» **Set task**
Set down all of the entries word for word, omitting the images they contain.

──────── Records for the task

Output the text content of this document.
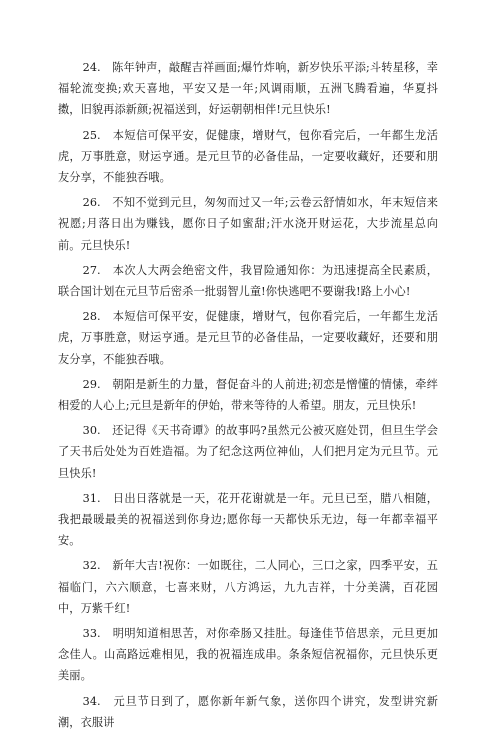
24.　陈年钟声，敲醒吉祥画面;爆竹炸响，新岁快乐平添;斗转星移，幸福轮流变换;欢天喜地，平安又是一年;风调雨顺，五洲飞腾看遍，华夏抖擞，旧貌再添新颜;祝福送到，好运朝朝相伴!元旦快乐!

25.　本短信可保平安，促健康，增财气，包你看完后，一年都生龙活虎，万事胜意，财运亨通。是元旦节的必备佳品，一定要收藏好，还要和朋友分享，不能独吞哦。

26.　不知不觉到元旦，匆匆而过又一年;云卷云舒情如水，年末短信来祝愿;月落日出为赚钱，愿你日子如蜜甜;汗水浇开财运花，大步流星总向前。元旦快乐!

27.　本次人大两会绝密文件，我冒险通知你：为迅速提高全民素质，联合国计划在元旦节后密杀一批弱智儿童!你快逃吧不要谢我!路上小心!

28.　本短信可保平安，促健康，增财气，包你看完后，一年都生龙活虎，万事胜意，财运亨通。是元旦节的必备佳品，一定要收藏好，还要和朋友分享，不能独吞哦。

29.　朝阳是新生的力量，督促奋斗的人前进;初恋是憎懂的情愫，牵绊相爱的人心上;元旦是新年的伊始，带来等待的人希望。朋友，元旦快乐!

30.　还记得《天书奇谭》的故事吗?虽然元公被灭庭处罚，但旦生学会了天书后处处为百姓造福。为了纪念这两位神仙，人们把月定为元旦节。元旦快乐!

31.　日出日落就是一天，花开花谢就是一年。元旦已至，腊八相随，我把最暖最美的祝福送到你身边;愿你每一天都快乐无边，每一年都幸福平安。

32.　新年大吉!祝你：一如既往，二人同心，三口之家，四季平安，五福临门，六六顺意，七喜来财，八方鸿运，九九吉祥，十分美满，百花园中，万紫千红!

33.　明明知道相思苦，对你牵肠又挂肚。每逢佳节倍思亲，元旦更加念佳人。山高路远难相见，我的祝福连成串。条条短信祝福你，元旦快乐更美丽。

34.　元旦节日到了，愿你新年新气象，送你四个讲究，发型讲究新潮，衣服讲
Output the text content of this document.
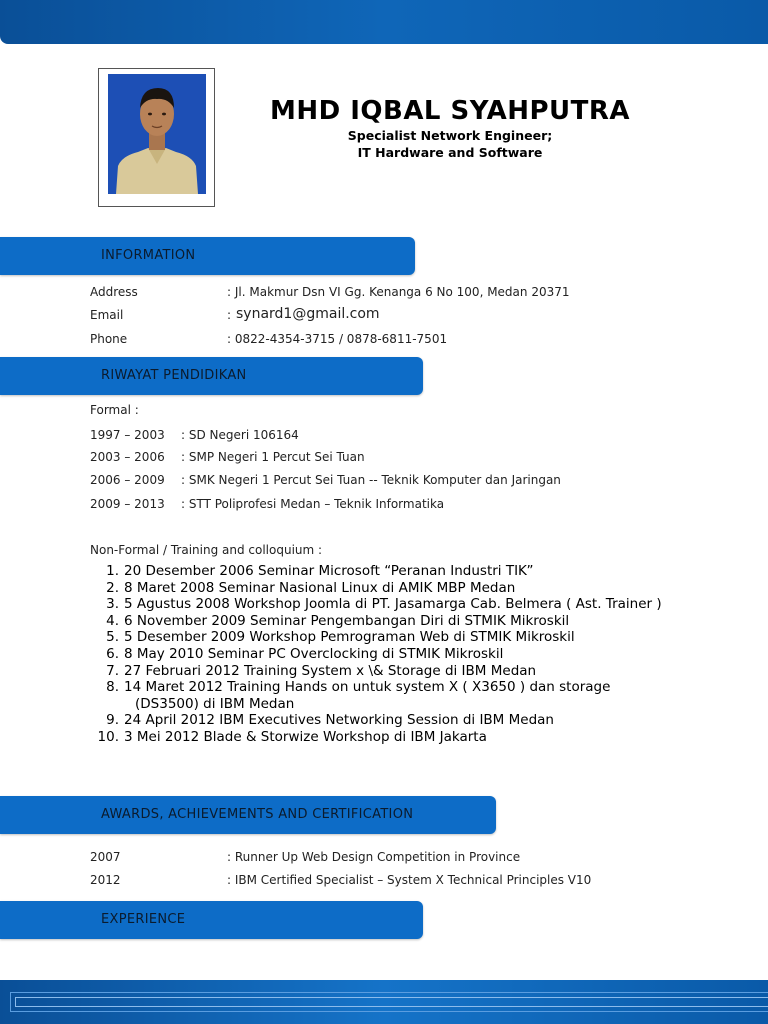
MHD IQBAL SYAHPUTRA
Specialist Network Engineer;
IT Hardware and Software
INFORMATION
Address	: Jl. Makmur Dsn VI Gg. Kenanga 6 No 100, Medan 20371
Email	: synard1@gmail.com
Phone	: 0822-4354-3715 / 0878-6811-7501
RIWAYAT PENDIDIKAN
Formal :
1997 – 2003 : SD Negeri 106164
2003 – 2006 : SMP Negeri 1 Percut Sei Tuan
2006 – 2009 : SMK Negeri 1 Percut Sei Tuan -- Teknik Komputer dan Jaringan
2009 – 2013 : STT Poliprofesi Medan – Teknik Informatika
Non-Formal / Training and colloquium :
1. 20 Desember 2006 Seminar Microsoft “Peranan Industri TIK”
2. 8 Maret 2008 Seminar Nasional Linux di AMIK MBP Medan
3. 5 Agustus 2008 Workshop Joomla di PT. Jasamarga Cab. Belmera ( Ast. Trainer )
4. 6 November 2009 Seminar Pengembangan Diri di STMIK Mikroskil
5. 5 Desember 2009 Workshop Pemrograman Web di STMIK Mikroskil
6. 8 May 2010 Seminar PC Overclocking di STMIK Mikroskil
7. 27 Februari 2012 Training System x \& Storage di IBM Medan
8. 14 Maret 2012 Training Hands on untuk system X ( X3650 ) dan storage
(DS3500) di IBM Medan
9. 24 April 2012 IBM Executives Networking Session di IBM Medan
10. 3 Mei 2012 Blade & Storwize Workshop di IBM Jakarta
AWARDS, ACHIEVEMENTS AND CERTIFICATION
2007	: Runner Up Web Design Competition in Province
2012	: IBM Certified Specialist – System X Technical Principles V10
EXPERIENCE
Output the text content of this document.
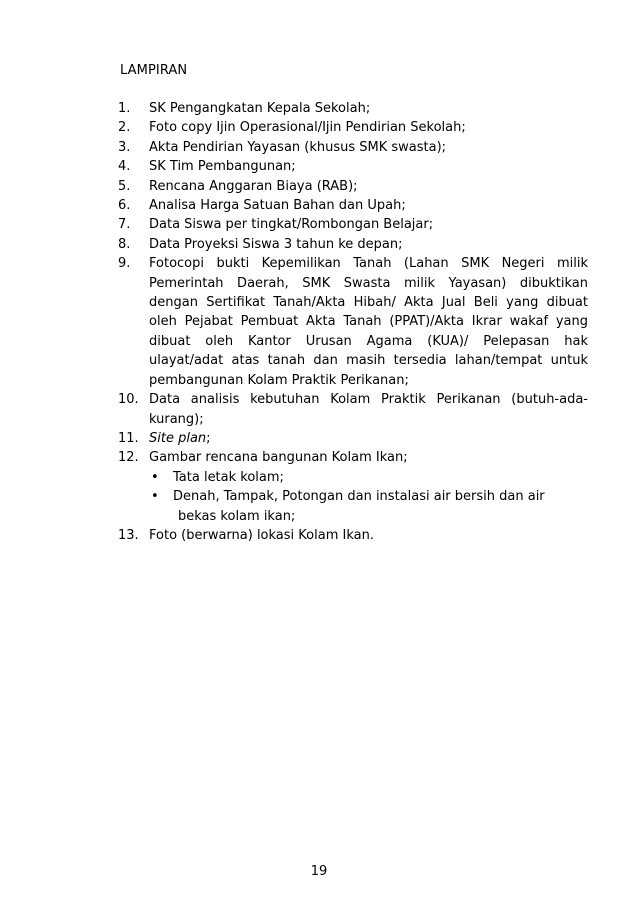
LAMPIRAN
1.	SK Pengangkatan Kepala Sekolah;
2.	Foto copy Ijin Operasional/Ijin Pendirian Sekolah;
3.	Akta Pendirian Yayasan (khusus SMK swasta);
4.	SK Tim Pembangunan;
5.	Rencana Anggaran Biaya (RAB);
6.	Analisa Harga Satuan Bahan dan Upah;
7.	Data Siswa per tingkat/Rombongan Belajar;
8.	Data Proyeksi Siswa 3 tahun ke depan;
9.	Fotocopi bukti Kepemilikan Tanah (Lahan SMK Negeri milik
Pemerintah Daerah, SMK Swasta milik Yayasan) dibuktikan
dengan Sertifikat Tanah/Akta Hibah/ Akta Jual Beli yang dibuat
oleh Pejabat Pembuat Akta Tanah (PPAT)/Akta Ikrar wakaf yang
dibuat oleh Kantor Urusan Agama (KUA)/ Pelepasan hak
ulayat/adat atas tanah dan masih tersedia lahan/tempat untuk
pembangunan Kolam Praktik Perikanan;
10. Data analisis kebutuhan Kolam Praktik Perikanan (butuh-ada-
kurang);
11. Site plan;
12. Gambar rencana bangunan Kolam Ikan;
•	Tata letak kolam;
•	Denah, Tampak, Potongan dan instalasi air bersih dan air
bekas kolam ikan;
13. Foto (berwarna) lokasi Kolam Ikan.
19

────────────────

» **Written reply**
Output the text content of this document.
24.　陈年钟声，敲醒吉祥画面;爆竹炸响，新岁快乐平添;斗转星移，幸福轮流变换;欢天喜地，平安又是一年;风调雨顺，五洲飞腾看遍，华夏抖擞，旧貌再添新颜;祝福送到，好运朝朝相伴!元旦快乐!

25.　本短信可保平安，促健康，增财气，包你看完后，一年都生龙活虎，万事胜意，财运亨通。是元旦节的必备佳品，一定要收藏好，还要和朋友分享，不能独吞哦。

26.　不知不觉到元旦，匆匆而过又一年;云卷云舒情如水，年末短信来祝愿;月落日出为赚钱，愿你日子如蜜甜;汗水浇开财运花，大步流星总向前。元旦快乐!

27.　本次人大两会绝密文件，我冒险通知你：为迅速提高全民素质，联合国计划在元旦节后密杀一批弱智儿童!你快逃吧不要谢我!路上小心!

28.　本短信可保平安，促健康，增财气，包你看完后，一年都生龙活虎，万事胜意，财运亨通。是元旦节的必备佳品，一定要收藏好，还要和朋友分享，不能独吞哦。

29.　朝阳是新生的力量，督促奋斗的人前进;初恋是憎懂的情愫，牵绊相爱的人心上;元旦是新年的伊始，带来等待的人希望。朋友，元旦快乐!

30.　还记得《天书奇谭》的故事吗?虽然元公被灭庭处罚，但旦生学会了天书后处处为百姓造福。为了纪念这两位神仙，人们把月定为元旦节。元旦快乐!

31.　日出日落就是一天，花开花谢就是一年。元旦已至，腊八相随，我把最暖最美的祝福送到你身边;愿你每一天都快乐无边，每一年都幸福平安。

32.　新年大吉!祝你：一如既往，二人同心，三口之家，四季平安，五福临门，六六顺意，七喜来财，八方鸿运，九九吉祥，十分美满，百花园中，万紫千红!

33.　明明知道相思苦，对你牵肠又挂肚。每逢佳节倍思亲，元旦更加念佳人。山高路远难相见，我的祝福连成串。条条短信祝福你，元旦快乐更美丽。

34.　元旦节日到了，愿你新年新气象，送你四个讲究，发型讲究新潮，衣服讲
Output the text content of this document.
MHD IQBAL SYAHPUTRA
Specialist Network Engineer;
IT Hardware and Software
INFORMATION
Address	: Jl. Makmur Dsn VI Gg. Kenanga 6 No 100, Medan 20371
Email	: synard1@gmail.com
Phone	: 0822-4354-3715 / 0878-6811-7501
RIWAYAT PENDIDIKAN
Formal :
1997 – 2003 : SD Negeri 106164
2003 – 2006 : SMP Negeri 1 Percut Sei Tuan
2006 – 2009 : SMK Negeri 1 Percut Sei Tuan -- Teknik Komputer dan Jaringan
2009 – 2013 : STT Poliprofesi Medan – Teknik Informatika
Non-Formal / Training and colloquium :
1. 20 Desember 2006 Seminar Microsoft “Peranan Industri TIK”
2. 8 Maret 2008 Seminar Nasional Linux di AMIK MBP Medan
3. 5 Agustus 2008 Workshop Joomla di PT. Jasamarga Cab. Belmera ( Ast. Trainer )
4. 6 November 2009 Seminar Pengembangan Diri di STMIK Mikroskil
5. 5 Desember 2009 Workshop Pemrograman Web di STMIK Mikroskil
6. 8 May 2010 Seminar PC Overclocking di STMIK Mikroskil
7. 27 Februari 2012 Training System x \& Storage di IBM Medan
8. 14 Maret 2012 Training Hands on untuk system X ( X3650 ) dan storage
(DS3500) di IBM Medan
9. 24 April 2012 IBM Executives Networking Session di IBM Medan
10. 3 Mei 2012 Blade & Storwize Workshop di IBM Jakarta
AWARDS, ACHIEVEMENTS AND CERTIFICATION
2007	: Runner Up Web Design Competition in Province
2012	: IBM Certified Specialist – System X Technical Principles V10
EXPERIENCE
Output the text content of this document.
LAMPIRAN
1.	SK Pengangkatan Kepala Sekolah;
2.	Foto copy Ijin Operasional/Ijin Pendirian Sekolah;
3.	Akta Pendirian Yayasan (khusus SMK swasta);
4.	SK Tim Pembangunan;
5.	Rencana Anggaran Biaya (RAB);
6.	Analisa Harga Satuan Bahan dan Upah;
7.	Data Siswa per tingkat/Rombongan Belajar;
8.	Data Proyeksi Siswa 3 tahun ke depan;
9.	Fotocopi bukti Kepemilikan Tanah (Lahan SMK Negeri milik
Pemerintah Daerah, SMK Swasta milik Yayasan) dibuktikan
dengan Sertifikat Tanah/Akta Hibah/ Akta Jual Beli yang dibuat
oleh Pejabat Pembuat Akta Tanah (PPAT)/Akta Ikrar wakaf yang
dibuat oleh Kantor Urusan Agama (KUA)/ Pelepasan hak
ulayat/adat atas tanah dan masih tersedia lahan/tempat untuk
pembangunan Kolam Praktik Perikanan;
10. Data analisis kebutuhan Kolam Praktik Perikanan (butuh-ada-
kurang);
11. Site plan;
12. Gambar rencana bangunan Kolam Ikan;
•	Tata letak kolam;
•	Denah, Tampak, Potongan dan instalasi air bersih dan air
bekas kolam ikan;
13. Foto (berwarna) lokasi Kolam Ikan.
19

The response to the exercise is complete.